--- begin STORED ROWS ---

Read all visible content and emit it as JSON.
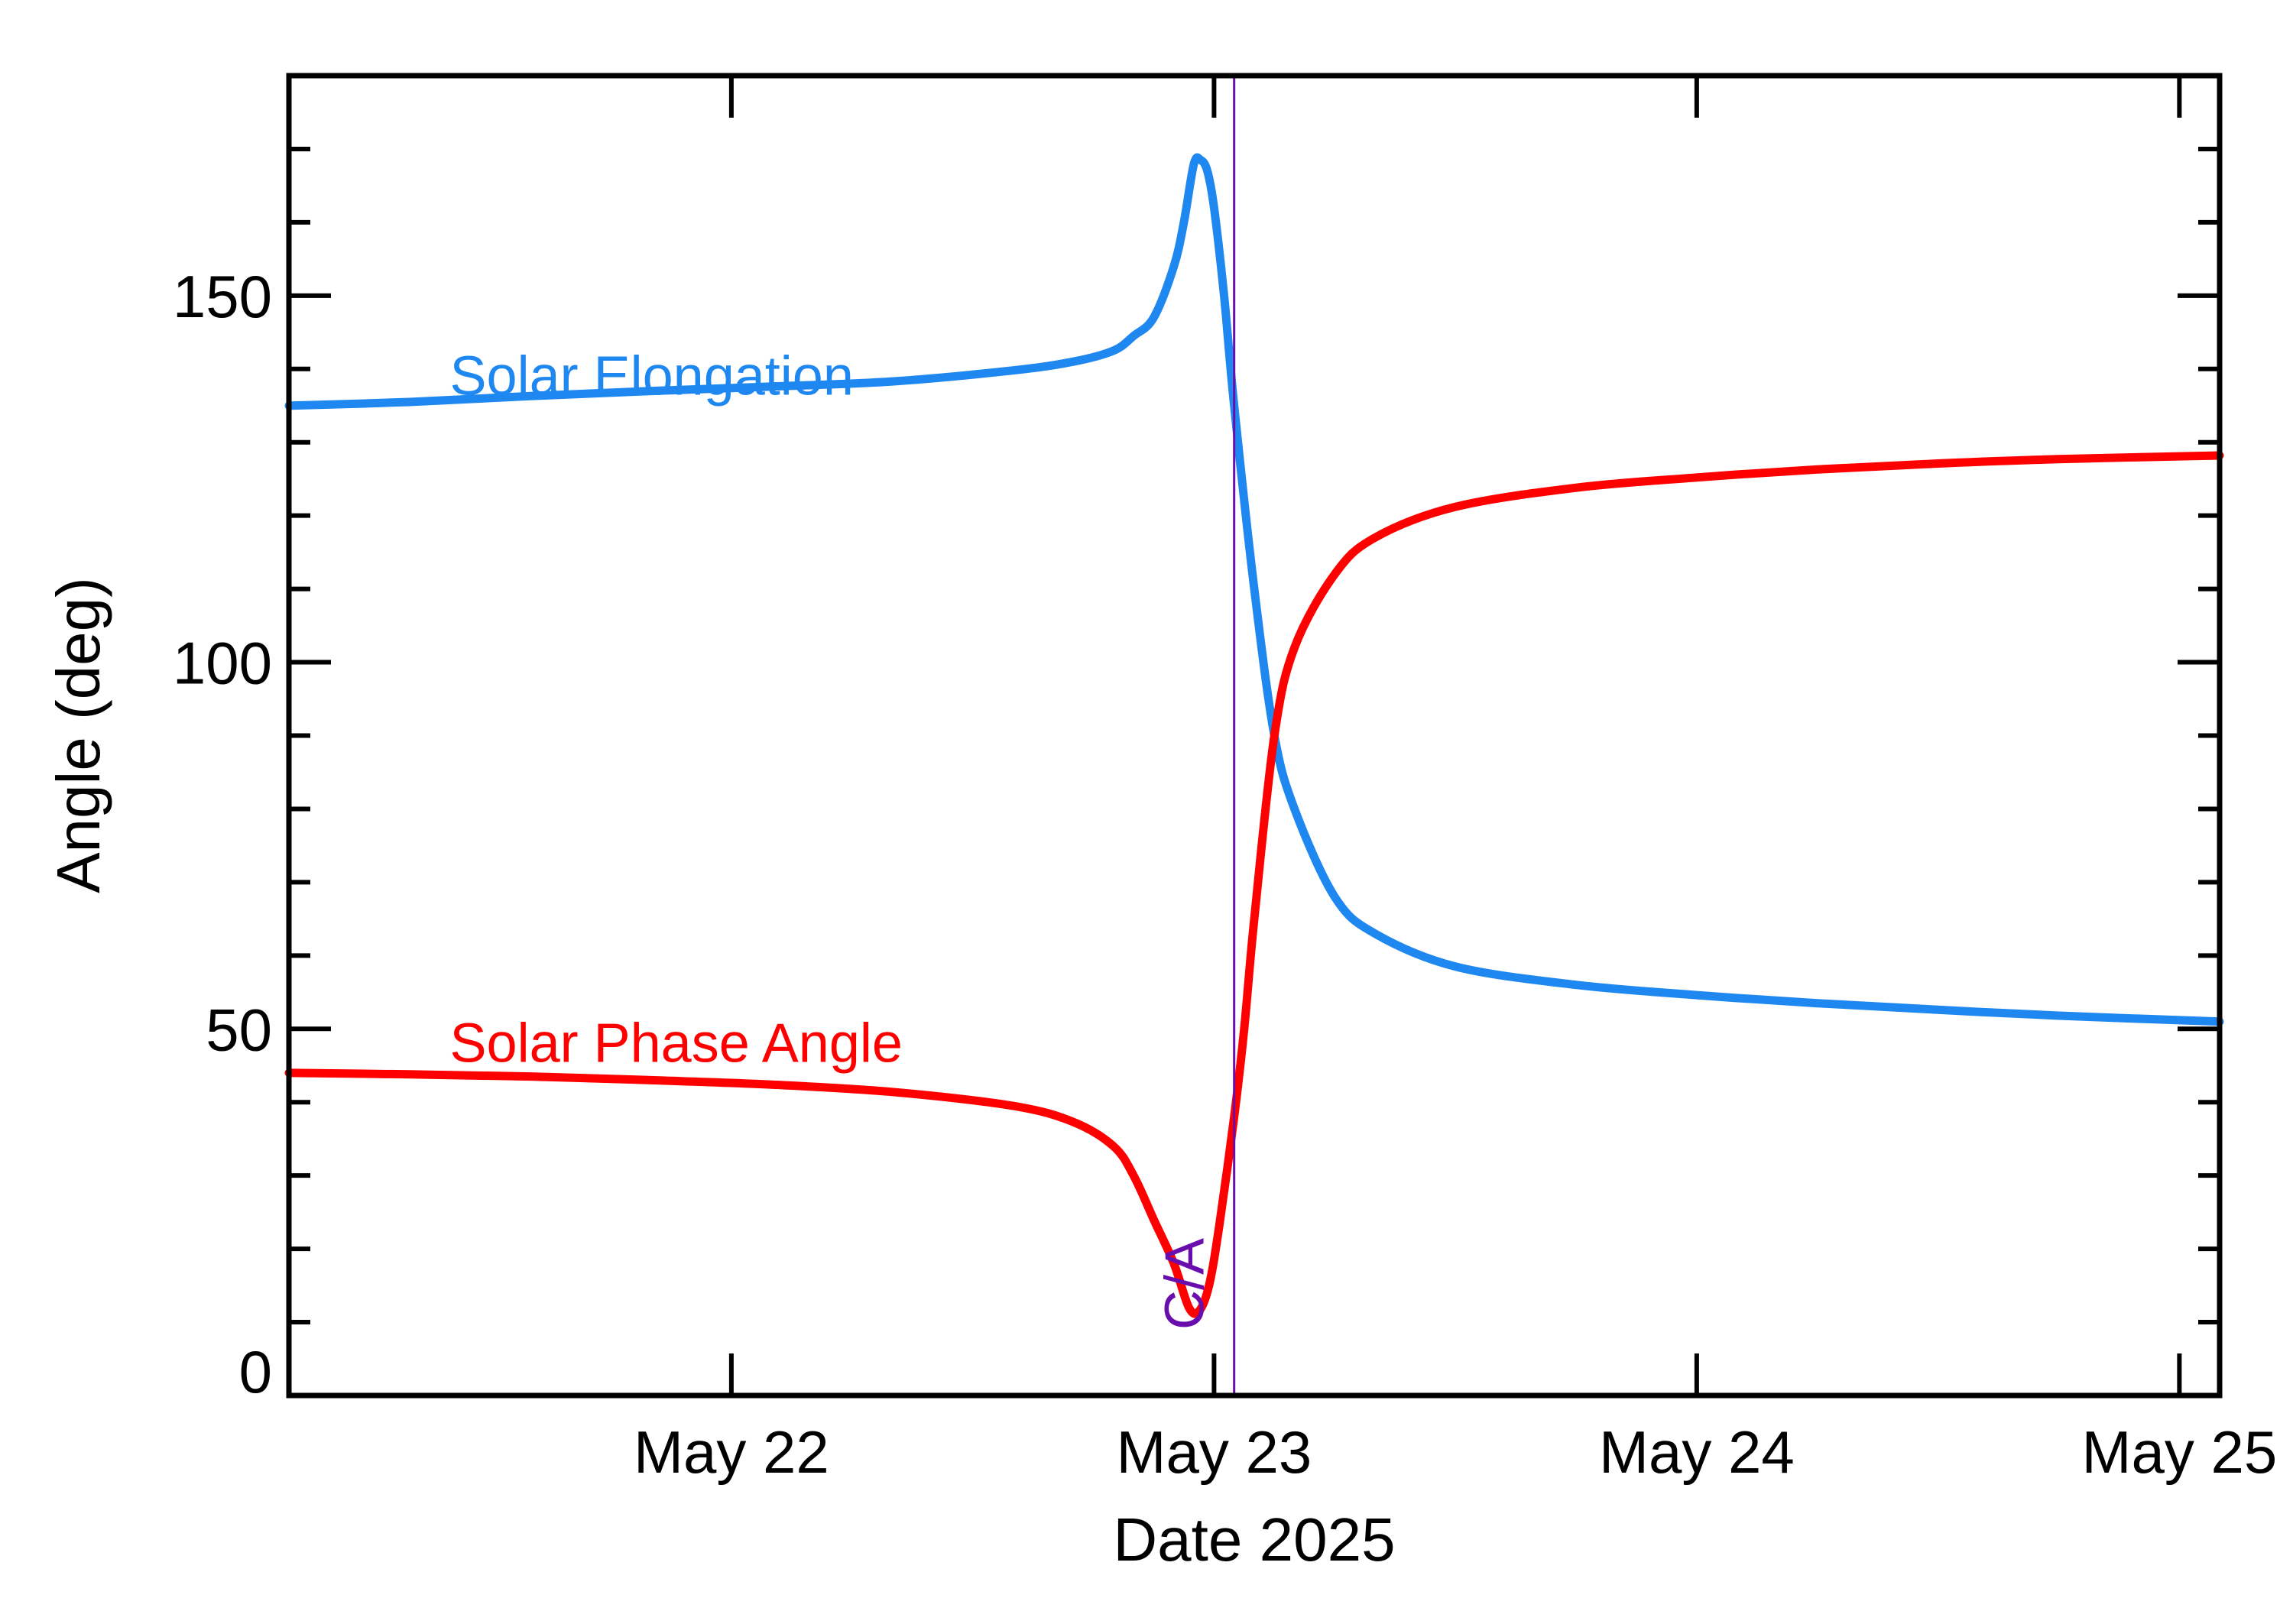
{
  "chart_data": {
    "type": "line",
    "title": "",
    "xlabel": "Date 2025",
    "ylabel": "Angle (deg)",
    "xlim": [
      "2025-05-21 02:00",
      "2025-05-25 02:00"
    ],
    "ylim": [
      0,
      180
    ],
    "x_ticks": [
      {
        "date": "2025-05-22",
        "label": "May 22"
      },
      {
        "date": "2025-05-23",
        "label": "May 23"
      },
      {
        "date": "2025-05-24",
        "label": "May 24"
      },
      {
        "date": "2025-05-25",
        "label": "May 25"
      }
    ],
    "y_ticks": [
      {
        "value": 0,
        "label": "0"
      },
      {
        "value": 50,
        "label": "50"
      },
      {
        "value": 100,
        "label": "100"
      },
      {
        "value": 150,
        "label": "150"
      }
    ],
    "y_minor_step": 10,
    "grid": false,
    "closest_approach": {
      "date": "2025-05-23 01:00",
      "label": "C/A",
      "color": "#6a0dad"
    },
    "series": [
      {
        "name": "Solar Elongation",
        "color": "#1e88f0",
        "points": [
          [
            "2025-05-21 02:00",
            135.0
          ],
          [
            "2025-05-21 08:00",
            135.5
          ],
          [
            "2025-05-21 14:00",
            136.3
          ],
          [
            "2025-05-21 20:00",
            137.0
          ],
          [
            "2025-05-22 02:00",
            137.6
          ],
          [
            "2025-05-22 08:00",
            138.3
          ],
          [
            "2025-05-22 14:00",
            139.8
          ],
          [
            "2025-05-22 17:00",
            141.0
          ],
          [
            "2025-05-22 19:00",
            142.5
          ],
          [
            "2025-05-22 20:00",
            144.5
          ],
          [
            "2025-05-22 21:00",
            147.0
          ],
          [
            "2025-05-22 22:00",
            154.0
          ],
          [
            "2025-05-22 22:30",
            160.0
          ],
          [
            "2025-05-22 23:00",
            168.0
          ],
          [
            "2025-05-22 23:20",
            168.5
          ],
          [
            "2025-05-22 23:40",
            167.0
          ],
          [
            "2025-05-23 00:00",
            162.0
          ],
          [
            "2025-05-23 00:30",
            150.0
          ],
          [
            "2025-05-23 01:00",
            135.0
          ],
          [
            "2025-05-23 02:00",
            110.0
          ],
          [
            "2025-05-23 03:00",
            90.0
          ],
          [
            "2025-05-23 04:00",
            80.0
          ],
          [
            "2025-05-23 06:00",
            68.0
          ],
          [
            "2025-05-23 08:00",
            63.0
          ],
          [
            "2025-05-23 12:00",
            58.5
          ],
          [
            "2025-05-23 18:00",
            56.0
          ],
          [
            "2025-05-24 00:00",
            54.6
          ],
          [
            "2025-05-24 06:00",
            53.5
          ],
          [
            "2025-05-24 12:00",
            52.6
          ],
          [
            "2025-05-24 18:00",
            51.8
          ],
          [
            "2025-05-25 02:00",
            51.0
          ]
        ]
      },
      {
        "name": "Solar Phase Angle",
        "color": "#ff0000",
        "points": [
          [
            "2025-05-21 02:00",
            44.0
          ],
          [
            "2025-05-21 08:00",
            43.8
          ],
          [
            "2025-05-21 14:00",
            43.5
          ],
          [
            "2025-05-21 20:00",
            43.0
          ],
          [
            "2025-05-22 02:00",
            42.4
          ],
          [
            "2025-05-22 08:00",
            41.4
          ],
          [
            "2025-05-22 14:00",
            39.5
          ],
          [
            "2025-05-22 17:00",
            37.3
          ],
          [
            "2025-05-22 19:00",
            34.0
          ],
          [
            "2025-05-22 20:00",
            30.0
          ],
          [
            "2025-05-22 21:00",
            24.0
          ],
          [
            "2025-05-22 22:00",
            18.0
          ],
          [
            "2025-05-22 22:45",
            12.0
          ],
          [
            "2025-05-22 23:15",
            11.5
          ],
          [
            "2025-05-22 23:45",
            15.0
          ],
          [
            "2025-05-23 00:15",
            23.0
          ],
          [
            "2025-05-23 01:00",
            38.0
          ],
          [
            "2025-05-23 01:30",
            50.0
          ],
          [
            "2025-05-23 02:00",
            65.0
          ],
          [
            "2025-05-23 03:00",
            90.0
          ],
          [
            "2025-05-23 04:00",
            102.0
          ],
          [
            "2025-05-23 06:00",
            112.0
          ],
          [
            "2025-05-23 08:00",
            117.0
          ],
          [
            "2025-05-23 12:00",
            121.2
          ],
          [
            "2025-05-23 18:00",
            123.8
          ],
          [
            "2025-05-24 00:00",
            125.2
          ],
          [
            "2025-05-24 06:00",
            126.3
          ],
          [
            "2025-05-24 12:00",
            127.1
          ],
          [
            "2025-05-24 18:00",
            127.7
          ],
          [
            "2025-05-25 02:00",
            128.2
          ]
        ]
      }
    ],
    "annotations": [
      {
        "text": "Solar Elongation",
        "color": "#1e88f0",
        "date": "2025-05-21 10:00",
        "y": 136.5
      },
      {
        "text": "Solar Phase Angle",
        "color": "#ff0000",
        "date": "2025-05-21 10:00",
        "y": 45.5
      }
    ]
  }
}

--- end STORED ROWS ---

[TASK TO COMPLETE]: In the entries above, count each line that holds "Phase". Give the total and nothing else.

[EXERCISE RESULT]: 2